---- Document text

Celebrating light

From Matthew Fox, Dec 17, 2019 https://dailymeditationswithmatthewfox.org/2019/12/

What we call Christmas is meant to be a celebration of the birth of Wisdom.  Might this Christmas be for us a new birth of wisdom?  Chanukah too is a celebration of the coming of light.  Might this season be a remembrance of light amidst all the darkness?

Hanukkah lights. Photo by Tim Sackton on Flickr.

We promised in the last meditation to highlight the lessons from the new cosmology about values.  Something education is very remiss at teaching.

Following are some lessons on values from the new cosmology:

— Extravagance or openhandedness, bigheartedness and large-soulness—magnanimity therefore to match the abundance of the universe. This is clearly the opposite of capitalism’s miserliness and hoarding.

Handclasp. Image by James Chan from Pixabay

— Interconnectivity.  Interconnectivity is in fact the basis of compassion.  As Meister Eckhart put it: “What happens to another, whether it be a joy or a sorrow, happens to me.”

— Expansion.  Ernesto Cardinal (whom I spent time with in his home where he showed me he was studying the new cosmology) writes that “the greatest discovery of the twentieth century is the expanding universe.”

But while the universe is expanding, are we?  If not, we are contracting.  Love and courage expand; fear contracts.  Of course there is a rhythm of expansion and contraction in our lives, but the rule emerges: “When in doubt, expand.”  Love expands.

Mosses further decomposition on a dead stump, opening the way to more plant life taking root. Photo by Timotheus Fröbel on Unsplash

— Variety.  The universe celebrates diversity and variety.  When it invented sexuality about 1.2 billion years ago it ushered in an unprecedented celebration of diversity.  As scientist Erich Jantsch put it, “extraordinary genetic variety” resulted and with it a “unique explosion of life forms. ” Novelty expands because of sexual transfer.  Individuation deepens and develops.

--------
---- Data records

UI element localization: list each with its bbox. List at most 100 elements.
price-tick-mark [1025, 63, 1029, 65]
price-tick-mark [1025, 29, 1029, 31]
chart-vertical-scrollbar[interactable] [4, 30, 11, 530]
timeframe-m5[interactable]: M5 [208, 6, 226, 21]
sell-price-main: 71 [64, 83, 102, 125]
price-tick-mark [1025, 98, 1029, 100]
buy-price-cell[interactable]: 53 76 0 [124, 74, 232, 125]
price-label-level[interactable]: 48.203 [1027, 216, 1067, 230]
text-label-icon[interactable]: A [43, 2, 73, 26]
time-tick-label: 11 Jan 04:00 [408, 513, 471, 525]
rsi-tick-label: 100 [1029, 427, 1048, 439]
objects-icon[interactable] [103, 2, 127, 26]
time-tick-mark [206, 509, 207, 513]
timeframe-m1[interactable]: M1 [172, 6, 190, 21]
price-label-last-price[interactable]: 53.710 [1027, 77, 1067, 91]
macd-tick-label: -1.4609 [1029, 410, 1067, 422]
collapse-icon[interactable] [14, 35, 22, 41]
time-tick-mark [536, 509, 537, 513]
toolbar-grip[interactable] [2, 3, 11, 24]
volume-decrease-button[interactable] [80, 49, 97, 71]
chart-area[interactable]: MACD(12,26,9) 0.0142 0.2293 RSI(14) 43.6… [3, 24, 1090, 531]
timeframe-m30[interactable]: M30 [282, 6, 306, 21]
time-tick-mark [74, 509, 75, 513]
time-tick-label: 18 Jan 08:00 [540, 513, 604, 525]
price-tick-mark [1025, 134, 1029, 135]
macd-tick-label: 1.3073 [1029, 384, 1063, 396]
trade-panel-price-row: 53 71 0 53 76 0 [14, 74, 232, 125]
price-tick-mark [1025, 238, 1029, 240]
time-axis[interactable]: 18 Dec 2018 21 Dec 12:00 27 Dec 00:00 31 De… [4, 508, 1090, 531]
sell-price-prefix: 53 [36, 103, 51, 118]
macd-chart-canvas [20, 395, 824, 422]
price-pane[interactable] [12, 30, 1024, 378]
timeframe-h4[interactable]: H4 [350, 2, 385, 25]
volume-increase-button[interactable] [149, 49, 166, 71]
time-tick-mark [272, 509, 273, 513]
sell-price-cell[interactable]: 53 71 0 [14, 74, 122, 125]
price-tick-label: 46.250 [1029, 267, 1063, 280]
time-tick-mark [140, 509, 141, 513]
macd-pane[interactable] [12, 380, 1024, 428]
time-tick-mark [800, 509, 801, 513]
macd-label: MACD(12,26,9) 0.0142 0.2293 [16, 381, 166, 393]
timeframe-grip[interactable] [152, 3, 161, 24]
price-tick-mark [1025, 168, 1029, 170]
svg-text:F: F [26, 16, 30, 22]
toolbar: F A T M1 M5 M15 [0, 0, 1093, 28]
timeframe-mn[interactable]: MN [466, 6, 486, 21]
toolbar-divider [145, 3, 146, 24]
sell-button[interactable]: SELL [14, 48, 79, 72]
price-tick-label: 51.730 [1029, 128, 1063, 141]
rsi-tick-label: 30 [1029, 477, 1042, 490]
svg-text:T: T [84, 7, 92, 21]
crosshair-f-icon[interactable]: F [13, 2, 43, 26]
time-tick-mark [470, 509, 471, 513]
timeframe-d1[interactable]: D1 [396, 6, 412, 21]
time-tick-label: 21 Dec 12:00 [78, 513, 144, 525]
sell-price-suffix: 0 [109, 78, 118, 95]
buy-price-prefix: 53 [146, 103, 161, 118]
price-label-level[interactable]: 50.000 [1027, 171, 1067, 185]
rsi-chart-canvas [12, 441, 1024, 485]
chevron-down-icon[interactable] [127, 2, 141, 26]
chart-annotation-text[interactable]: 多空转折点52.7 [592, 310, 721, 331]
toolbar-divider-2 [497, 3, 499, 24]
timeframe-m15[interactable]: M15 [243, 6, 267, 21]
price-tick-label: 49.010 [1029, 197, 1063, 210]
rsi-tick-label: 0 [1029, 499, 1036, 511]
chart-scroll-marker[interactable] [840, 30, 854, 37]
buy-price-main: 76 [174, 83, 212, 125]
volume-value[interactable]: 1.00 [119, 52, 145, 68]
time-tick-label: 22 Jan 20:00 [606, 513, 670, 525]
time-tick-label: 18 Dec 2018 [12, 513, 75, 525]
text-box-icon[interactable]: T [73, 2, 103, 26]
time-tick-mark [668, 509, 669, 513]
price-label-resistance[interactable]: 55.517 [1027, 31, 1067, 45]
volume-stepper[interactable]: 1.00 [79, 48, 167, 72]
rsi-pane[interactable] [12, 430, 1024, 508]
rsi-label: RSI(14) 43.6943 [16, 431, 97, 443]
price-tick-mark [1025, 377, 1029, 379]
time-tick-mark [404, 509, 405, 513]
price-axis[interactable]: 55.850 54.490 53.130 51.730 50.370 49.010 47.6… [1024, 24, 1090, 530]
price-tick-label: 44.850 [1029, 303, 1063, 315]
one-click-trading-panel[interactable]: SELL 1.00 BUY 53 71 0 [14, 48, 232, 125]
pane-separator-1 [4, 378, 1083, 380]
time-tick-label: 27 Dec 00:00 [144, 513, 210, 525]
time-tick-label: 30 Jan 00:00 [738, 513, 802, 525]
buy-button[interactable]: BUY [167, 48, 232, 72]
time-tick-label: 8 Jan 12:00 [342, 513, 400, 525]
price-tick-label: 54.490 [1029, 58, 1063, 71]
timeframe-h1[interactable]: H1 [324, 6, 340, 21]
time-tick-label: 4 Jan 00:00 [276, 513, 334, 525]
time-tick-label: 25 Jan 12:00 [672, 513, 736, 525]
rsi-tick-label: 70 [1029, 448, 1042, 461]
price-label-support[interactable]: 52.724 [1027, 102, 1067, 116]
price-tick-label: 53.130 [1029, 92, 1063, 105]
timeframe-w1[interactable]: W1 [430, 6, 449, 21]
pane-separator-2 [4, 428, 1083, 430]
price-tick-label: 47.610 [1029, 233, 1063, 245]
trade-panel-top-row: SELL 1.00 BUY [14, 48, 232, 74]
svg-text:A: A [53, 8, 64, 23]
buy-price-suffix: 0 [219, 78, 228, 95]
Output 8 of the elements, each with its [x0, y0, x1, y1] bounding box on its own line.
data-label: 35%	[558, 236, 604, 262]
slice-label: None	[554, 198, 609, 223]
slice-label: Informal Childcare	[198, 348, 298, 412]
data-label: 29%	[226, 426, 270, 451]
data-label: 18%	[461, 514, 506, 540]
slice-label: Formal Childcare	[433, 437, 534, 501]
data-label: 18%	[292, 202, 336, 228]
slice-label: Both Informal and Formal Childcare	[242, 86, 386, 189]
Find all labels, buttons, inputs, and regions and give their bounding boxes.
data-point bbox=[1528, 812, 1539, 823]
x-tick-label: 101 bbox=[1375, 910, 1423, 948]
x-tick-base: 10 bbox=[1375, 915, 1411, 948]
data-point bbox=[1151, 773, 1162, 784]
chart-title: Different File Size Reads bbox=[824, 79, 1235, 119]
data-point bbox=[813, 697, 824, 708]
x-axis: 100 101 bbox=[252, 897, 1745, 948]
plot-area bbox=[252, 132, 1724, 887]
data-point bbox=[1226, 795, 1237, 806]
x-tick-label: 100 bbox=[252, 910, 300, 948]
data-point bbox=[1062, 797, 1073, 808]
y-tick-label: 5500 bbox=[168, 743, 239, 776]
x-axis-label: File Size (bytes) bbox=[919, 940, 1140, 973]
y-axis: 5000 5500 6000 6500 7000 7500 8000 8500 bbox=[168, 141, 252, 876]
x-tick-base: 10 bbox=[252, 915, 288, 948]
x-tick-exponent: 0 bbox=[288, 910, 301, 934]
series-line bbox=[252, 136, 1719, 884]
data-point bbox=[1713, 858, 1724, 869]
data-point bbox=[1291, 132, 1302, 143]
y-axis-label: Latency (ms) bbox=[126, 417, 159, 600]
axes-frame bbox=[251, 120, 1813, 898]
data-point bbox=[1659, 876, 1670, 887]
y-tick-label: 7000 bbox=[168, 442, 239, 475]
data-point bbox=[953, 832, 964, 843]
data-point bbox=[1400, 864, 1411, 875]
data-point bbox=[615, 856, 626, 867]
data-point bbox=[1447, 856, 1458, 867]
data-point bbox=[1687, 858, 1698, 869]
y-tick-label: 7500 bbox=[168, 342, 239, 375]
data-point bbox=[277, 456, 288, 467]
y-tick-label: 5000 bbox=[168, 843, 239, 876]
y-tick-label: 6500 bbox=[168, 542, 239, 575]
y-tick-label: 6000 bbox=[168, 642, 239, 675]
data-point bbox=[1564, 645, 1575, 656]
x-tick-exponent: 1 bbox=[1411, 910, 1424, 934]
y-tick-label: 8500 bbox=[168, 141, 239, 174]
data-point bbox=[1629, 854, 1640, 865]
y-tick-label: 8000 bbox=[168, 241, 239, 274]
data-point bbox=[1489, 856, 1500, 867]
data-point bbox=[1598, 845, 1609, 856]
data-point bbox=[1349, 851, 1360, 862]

--------

Tasks:
[a] Translate this sentence from the meditation on celebrating light into Spanish: "Love and courage expand; fear contracts."
[b] Resume the meditation on celebrating light right after its final sentence, "Individuation deepens and develops."

Results of the tasks:
[a] El amor y el valor se expanden; el miedo se contrae.

[b]
— Creativity.  How unlike Newton’s universe is the creative universe we now recognize.  As British biologist Rupert Sheldrake put it, “there was no freedom or spontaneity anywhere in nature.  Everything had already been perfectly designed” in Newton’s view of the universe.  But now we know birthing, begetting, dying and being born occurs with stars, planets, galaxies, microbes, plants, birds, animals and humans.  Of course the divine and the demonic meet in human creativity.

“Solitude.” Photo by Tim Bogdanov on Unsplash

— Emptiness. Emptiness, nothingness, spaciousness are everywhere in the universe: black holes, empty wombs, hollow spaces.  An atom is empty space wherein fields of energy can dance.  Our bodies alone are 99 percent empty space.  All atoms are.  How about our minds even our souls?  Healthy mysticism praises acts of letting go, of being emptied.  Humans need our solitude, our getting in touch with emptiness.

— Justice is the quest for balance and symmetry, for equilibrium and dialectic, for homeostasis.  It is central to the universe.  By justice-making we bring together the broken, neglected, cut-off, impoverished parts of the universe to render them whole again.